Problem description: Each line that follows is to be retyped exactly.
• • •
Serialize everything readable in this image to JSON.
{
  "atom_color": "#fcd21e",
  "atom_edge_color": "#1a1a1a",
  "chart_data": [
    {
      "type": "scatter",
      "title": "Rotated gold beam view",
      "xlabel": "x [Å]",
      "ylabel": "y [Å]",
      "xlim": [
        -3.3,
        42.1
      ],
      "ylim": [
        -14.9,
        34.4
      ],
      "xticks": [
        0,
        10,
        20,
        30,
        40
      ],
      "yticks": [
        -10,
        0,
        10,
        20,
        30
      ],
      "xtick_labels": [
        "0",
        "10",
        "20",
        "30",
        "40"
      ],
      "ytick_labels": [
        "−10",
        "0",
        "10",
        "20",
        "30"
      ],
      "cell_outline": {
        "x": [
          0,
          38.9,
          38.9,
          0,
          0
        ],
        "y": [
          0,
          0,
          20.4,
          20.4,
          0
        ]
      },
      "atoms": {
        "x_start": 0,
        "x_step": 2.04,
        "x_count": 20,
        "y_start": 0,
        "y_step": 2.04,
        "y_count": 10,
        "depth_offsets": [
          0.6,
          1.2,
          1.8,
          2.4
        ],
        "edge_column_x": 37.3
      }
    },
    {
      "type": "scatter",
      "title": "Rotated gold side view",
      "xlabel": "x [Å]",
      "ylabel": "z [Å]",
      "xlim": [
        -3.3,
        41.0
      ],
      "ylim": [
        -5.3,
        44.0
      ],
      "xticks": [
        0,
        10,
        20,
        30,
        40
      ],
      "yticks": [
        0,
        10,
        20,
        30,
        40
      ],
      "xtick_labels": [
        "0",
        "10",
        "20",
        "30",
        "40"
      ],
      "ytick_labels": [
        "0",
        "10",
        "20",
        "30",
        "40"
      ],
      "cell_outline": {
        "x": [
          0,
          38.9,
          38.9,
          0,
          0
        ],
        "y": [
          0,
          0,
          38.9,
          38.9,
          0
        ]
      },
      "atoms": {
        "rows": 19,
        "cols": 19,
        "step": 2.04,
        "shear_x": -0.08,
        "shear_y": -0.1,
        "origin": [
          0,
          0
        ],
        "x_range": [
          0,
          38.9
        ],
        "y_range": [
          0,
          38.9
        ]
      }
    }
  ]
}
• • •
Exercise answer:
Serialize everything readable in this image to JSON.
{
  "atom_color": "#fcd21e",
  "atom_edge_color": "#1a1a1a",
  "chart_data": [
    {
      "type": "scatter",
      "title": "Rotated gold beam view",
      "xlabel": "x [Å]",
      "ylabel": "y [Å]",
      "xlim": [
        -3.3,
        42.1
      ],
      "ylim": [
        -14.9,
        34.4
      ],
      "xticks": [
        0,
        10,
        20,
        30,
        40
      ],
      "yticks": [
        -10,
        0,
        10,
        20,
        30
      ],
      "xtick_labels": [
        "0",
        "10",
        "20",
        "30",
        "40"
      ],
      "ytick_labels": [
        "−10",
        "0",
        "10",
        "20",
        "30"
      ],
      "cell_outline": {
        "x": [
          0,
          38.9,
          38.9,
          0,
          0
        ],
        "y": [
          0,
          0,
          20.4,
          20.4,
          0
        ]
      },
      "atoms": {
        "x_start": 0,
        "x_step": 2.04,
        "x_count": 20,
        "y_start": 0,
        "y_step": 2.04,
        "y_count": 10,
        "depth_offsets": [
          0.6,
          1.2,
          1.8,
          2.4
        ],
        "edge_column_x": 37.3
      }
    },
    {
      "type": "scatter",
      "title": "Rotated gold side view",
      "xlabel": "x [Å]",
      "ylabel": "z [Å]",
      "xlim": [
        -3.3,
        41.0
      ],
      "ylim": [
        -5.3,
        44.0
      ],
      "xticks": [
        0,
        10,
        20,
        30,
        40
      ],
      "yticks": [
        0,
        10,
        20,
        30,
        40
      ],
      "xtick_labels": [
        "0",
        "10",
        "20",
        "30",
        "40"
      ],
      "ytick_labels": [
        "0",
        "10",
        "20",
        "30",
        "40"
      ],
      "cell_outline": {
        "x": [
          0,
          38.9,
          38.9,
          0,
          0
        ],
        "y": [
          0,
          0,
          38.9,
          38.9,
          0
        ]
      },
      "atoms": {
        "rows": 19,
        "cols": 19,
        "step": 2.04,
        "shear_x": -0.08,
        "shear_y": -0.1,
        "origin": [
          0,
          0
        ],
        "x_range": [
          0,
          38.9
        ],
        "y_range": [
          0,
          38.9
        ]
      }
    }
  ]
}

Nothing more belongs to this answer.